begin

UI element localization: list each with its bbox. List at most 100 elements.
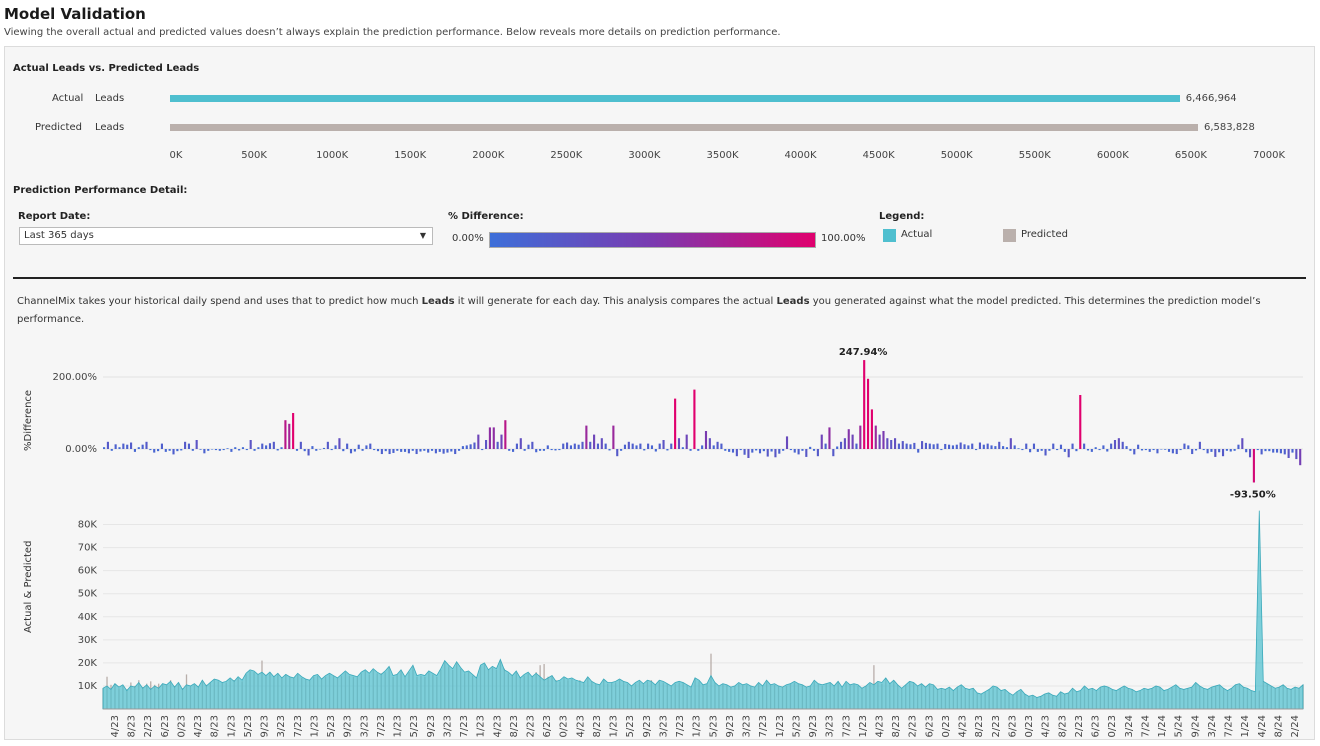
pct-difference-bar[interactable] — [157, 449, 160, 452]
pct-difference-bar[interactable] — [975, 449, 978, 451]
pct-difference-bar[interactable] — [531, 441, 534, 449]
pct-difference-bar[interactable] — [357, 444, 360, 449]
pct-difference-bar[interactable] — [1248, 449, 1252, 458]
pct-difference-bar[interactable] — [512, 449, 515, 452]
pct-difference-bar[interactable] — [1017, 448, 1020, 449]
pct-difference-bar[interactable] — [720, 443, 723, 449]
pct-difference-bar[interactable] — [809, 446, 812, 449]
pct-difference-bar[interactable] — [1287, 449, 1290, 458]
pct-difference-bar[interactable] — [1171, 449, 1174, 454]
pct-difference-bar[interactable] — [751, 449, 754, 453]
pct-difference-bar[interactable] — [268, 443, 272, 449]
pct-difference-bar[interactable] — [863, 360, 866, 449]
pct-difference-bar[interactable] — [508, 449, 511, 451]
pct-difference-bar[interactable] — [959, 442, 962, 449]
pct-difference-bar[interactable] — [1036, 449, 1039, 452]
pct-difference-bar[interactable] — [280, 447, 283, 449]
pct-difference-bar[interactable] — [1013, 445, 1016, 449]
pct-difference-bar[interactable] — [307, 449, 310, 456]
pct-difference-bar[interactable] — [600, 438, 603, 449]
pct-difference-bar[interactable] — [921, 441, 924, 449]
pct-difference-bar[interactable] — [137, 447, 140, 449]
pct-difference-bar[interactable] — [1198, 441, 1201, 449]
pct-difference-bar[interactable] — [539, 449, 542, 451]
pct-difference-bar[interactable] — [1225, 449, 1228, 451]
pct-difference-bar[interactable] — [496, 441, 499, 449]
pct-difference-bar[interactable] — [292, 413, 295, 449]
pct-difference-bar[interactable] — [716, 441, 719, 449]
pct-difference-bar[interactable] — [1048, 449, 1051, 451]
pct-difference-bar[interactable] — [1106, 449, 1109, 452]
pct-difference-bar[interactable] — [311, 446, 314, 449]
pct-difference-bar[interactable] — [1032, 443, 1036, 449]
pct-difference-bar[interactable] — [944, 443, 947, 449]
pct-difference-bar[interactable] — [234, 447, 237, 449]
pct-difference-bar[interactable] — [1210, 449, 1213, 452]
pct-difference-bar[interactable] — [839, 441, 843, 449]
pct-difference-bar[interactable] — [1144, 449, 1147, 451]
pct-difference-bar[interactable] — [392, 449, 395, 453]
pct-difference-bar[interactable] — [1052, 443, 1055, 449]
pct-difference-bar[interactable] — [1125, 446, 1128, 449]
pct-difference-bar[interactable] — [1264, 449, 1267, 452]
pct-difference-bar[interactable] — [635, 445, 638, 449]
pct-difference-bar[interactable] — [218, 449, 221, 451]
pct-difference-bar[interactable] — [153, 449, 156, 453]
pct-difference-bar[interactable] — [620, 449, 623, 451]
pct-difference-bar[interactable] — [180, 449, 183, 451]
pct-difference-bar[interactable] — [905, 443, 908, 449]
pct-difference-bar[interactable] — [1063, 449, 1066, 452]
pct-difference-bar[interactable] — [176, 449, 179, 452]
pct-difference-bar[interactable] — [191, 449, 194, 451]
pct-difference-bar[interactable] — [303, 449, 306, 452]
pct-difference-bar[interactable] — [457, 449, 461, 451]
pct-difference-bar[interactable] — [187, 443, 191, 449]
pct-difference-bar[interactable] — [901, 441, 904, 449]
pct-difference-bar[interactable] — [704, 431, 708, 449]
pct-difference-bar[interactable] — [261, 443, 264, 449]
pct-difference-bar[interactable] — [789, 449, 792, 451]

end

Please render every line of the items above as a JSON list of strings, one string per line, leaving out blank lines and the pictures.

In response:
[
  "UI element localization: list each with its bbox. List at most 100 elements.",
  "pct-difference-bar[interactable] — [157, 449, 160, 452]",
  "pct-difference-bar[interactable] — [975, 449, 978, 451]",
  "pct-difference-bar[interactable] — [531, 441, 534, 449]",
  "pct-difference-bar[interactable] — [357, 444, 360, 449]",
  "pct-difference-bar[interactable] — [1248, 449, 1252, 458]",
  "pct-difference-bar[interactable] — [512, 449, 515, 452]",
  "pct-difference-bar[interactable] — [1017, 448, 1020, 449]",
  "pct-difference-bar[interactable] — [720, 443, 723, 449]",
  "pct-difference-bar[interactable] — [809, 446, 812, 449]",
  "pct-difference-bar[interactable] — [1287, 449, 1290, 458]",
  "pct-difference-bar[interactable] — [1171, 449, 1174, 454]",
  "pct-difference-bar[interactable] — [751, 449, 754, 453]",
  "pct-difference-bar[interactable] — [268, 443, 272, 449]",
  "pct-difference-bar[interactable] — [863, 360, 866, 449]",
  "pct-difference-bar[interactable] — [508, 449, 511, 451]",
  "pct-difference-bar[interactable] — [959, 442, 962, 449]",
  "pct-difference-bar[interactable] — [1036, 449, 1039, 452]",
  "pct-difference-bar[interactable] — [280, 447, 283, 449]",
  "pct-difference-bar[interactable] — [1013, 445, 1016, 449]",
  "pct-difference-bar[interactable] — [307, 449, 310, 456]",
  "pct-difference-bar[interactable] — [600, 438, 603, 449]",
  "pct-difference-bar[interactable] — [921, 441, 924, 449]",
  "pct-difference-bar[interactable] — [137, 447, 140, 449]",
  "pct-difference-bar[interactable] — [1198, 441, 1201, 449]",
  "pct-difference-bar[interactable] — [539, 449, 542, 451]",
  "pct-difference-bar[interactable] — [1225, 449, 1228, 451]",
  "pct-difference-bar[interactable] — [496, 441, 499, 449]",
  "pct-difference-bar[interactable] — [292, 413, 295, 449]",
  "pct-difference-bar[interactable] — [716, 441, 719, 449]",
  "pct-difference-bar[interactable] — [1048, 449, 1051, 451]",
  "pct-difference-bar[interactable] — [1106, 449, 1109, 452]",
  "pct-difference-bar[interactable] — [311, 446, 314, 449]",
  "pct-difference-bar[interactable] — [1032, 443, 1036, 449]",
  "pct-difference-bar[interactable] — [944, 443, 947, 449]",
  "pct-difference-bar[interactable] — [234, 447, 237, 449]",
  "pct-difference-bar[interactable] — [1210, 449, 1213, 452]",
  "pct-difference-bar[interactable] — [839, 441, 843, 449]",
  "pct-difference-bar[interactable] — [1144, 449, 1147, 451]",
  "pct-difference-bar[interactable] — [392, 449, 395, 453]",
  "pct-difference-bar[interactable] — [1052, 443, 1055, 449]",
  "pct-difference-bar[interactable] — [1125, 446, 1128, 449]",
  "pct-difference-bar[interactable] — [1264, 449, 1267, 452]",
  "pct-difference-bar[interactable] — [635, 445, 638, 449]",
  "pct-difference-bar[interactable] — [218, 449, 221, 451]",
  "pct-difference-bar[interactable] — [153, 449, 156, 453]",
  "pct-difference-bar[interactable] — [620, 449, 623, 451]",
  "pct-difference-bar[interactable] — [180, 449, 183, 451]",
  "pct-difference-bar[interactable] — [905, 443, 908, 449]",
  "pct-difference-bar[interactable] — [1063, 449, 1066, 452]",
  "pct-difference-bar[interactable] — [176, 449, 179, 452]",
  "pct-difference-bar[interactable] — [191, 449, 194, 451]",
  "pct-difference-bar[interactable] — [303, 449, 306, 452]",
  "pct-difference-bar[interactable] — [457, 449, 461, 451]",
  "pct-difference-bar[interactable] — [187, 443, 191, 449]",
  "pct-difference-bar[interactable] — [901, 441, 904, 449]",
  "pct-difference-bar[interactable] — [704, 431, 708, 449]",
  "pct-difference-bar[interactable] — [261, 443, 264, 449]",
  "pct-difference-bar[interactable] — [789, 449, 792, 451]"
]